Task brief:
Pick out every line of the entries below where "text" occurs, and copy those lines.
%%
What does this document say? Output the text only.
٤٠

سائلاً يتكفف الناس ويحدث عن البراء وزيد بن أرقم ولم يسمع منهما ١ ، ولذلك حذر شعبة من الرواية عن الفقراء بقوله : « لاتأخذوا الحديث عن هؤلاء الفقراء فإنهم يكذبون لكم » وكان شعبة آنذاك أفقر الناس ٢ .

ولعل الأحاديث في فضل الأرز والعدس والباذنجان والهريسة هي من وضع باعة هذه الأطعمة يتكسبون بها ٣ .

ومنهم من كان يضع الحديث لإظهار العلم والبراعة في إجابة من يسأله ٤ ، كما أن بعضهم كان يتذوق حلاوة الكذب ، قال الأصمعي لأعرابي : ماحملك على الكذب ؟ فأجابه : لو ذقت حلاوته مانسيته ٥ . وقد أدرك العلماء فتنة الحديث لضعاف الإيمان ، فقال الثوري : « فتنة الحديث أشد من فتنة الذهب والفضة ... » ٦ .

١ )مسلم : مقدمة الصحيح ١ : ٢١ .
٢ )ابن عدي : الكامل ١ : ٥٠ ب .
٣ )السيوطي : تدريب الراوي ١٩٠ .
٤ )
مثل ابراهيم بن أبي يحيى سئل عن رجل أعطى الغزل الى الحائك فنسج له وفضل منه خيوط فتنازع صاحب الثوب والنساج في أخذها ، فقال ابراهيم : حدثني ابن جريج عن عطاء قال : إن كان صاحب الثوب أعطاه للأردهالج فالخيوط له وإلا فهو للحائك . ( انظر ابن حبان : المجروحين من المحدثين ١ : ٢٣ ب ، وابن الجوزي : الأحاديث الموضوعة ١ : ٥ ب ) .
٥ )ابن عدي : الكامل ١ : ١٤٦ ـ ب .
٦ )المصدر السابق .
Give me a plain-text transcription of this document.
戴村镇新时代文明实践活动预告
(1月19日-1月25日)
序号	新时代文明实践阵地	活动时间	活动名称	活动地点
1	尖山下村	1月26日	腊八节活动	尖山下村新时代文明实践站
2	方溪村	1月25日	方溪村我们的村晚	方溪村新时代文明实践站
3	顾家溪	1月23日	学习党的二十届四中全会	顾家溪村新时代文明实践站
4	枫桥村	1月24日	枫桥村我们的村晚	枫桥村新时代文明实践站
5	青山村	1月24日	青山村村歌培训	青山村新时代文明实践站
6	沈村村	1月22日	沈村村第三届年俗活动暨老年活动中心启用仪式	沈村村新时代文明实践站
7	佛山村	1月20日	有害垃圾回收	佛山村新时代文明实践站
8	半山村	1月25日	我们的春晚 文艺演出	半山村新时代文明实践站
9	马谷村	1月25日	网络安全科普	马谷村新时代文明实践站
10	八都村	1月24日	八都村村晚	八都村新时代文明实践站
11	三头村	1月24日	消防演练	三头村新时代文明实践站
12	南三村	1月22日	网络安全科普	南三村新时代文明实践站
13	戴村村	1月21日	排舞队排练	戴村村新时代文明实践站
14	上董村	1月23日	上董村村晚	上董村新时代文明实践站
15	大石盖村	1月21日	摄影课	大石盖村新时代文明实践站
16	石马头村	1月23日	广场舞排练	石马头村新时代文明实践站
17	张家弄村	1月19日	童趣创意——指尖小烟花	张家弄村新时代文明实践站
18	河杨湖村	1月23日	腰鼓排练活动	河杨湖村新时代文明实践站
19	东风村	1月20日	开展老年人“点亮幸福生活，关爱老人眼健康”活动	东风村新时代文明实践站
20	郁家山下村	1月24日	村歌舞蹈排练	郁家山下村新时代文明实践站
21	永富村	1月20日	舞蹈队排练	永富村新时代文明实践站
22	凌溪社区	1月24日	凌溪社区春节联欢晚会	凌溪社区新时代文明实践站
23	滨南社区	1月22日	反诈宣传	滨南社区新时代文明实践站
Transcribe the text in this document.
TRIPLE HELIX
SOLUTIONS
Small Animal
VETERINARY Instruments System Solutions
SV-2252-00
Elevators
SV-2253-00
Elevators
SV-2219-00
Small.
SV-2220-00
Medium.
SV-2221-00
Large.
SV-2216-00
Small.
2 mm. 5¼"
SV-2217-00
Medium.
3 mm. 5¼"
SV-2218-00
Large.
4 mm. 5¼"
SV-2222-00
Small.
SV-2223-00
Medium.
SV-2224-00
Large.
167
%%
Written answer:
What does this document say? Output the text only.
Give me a plain-text transcription of this document.
Transcribe the text in this document.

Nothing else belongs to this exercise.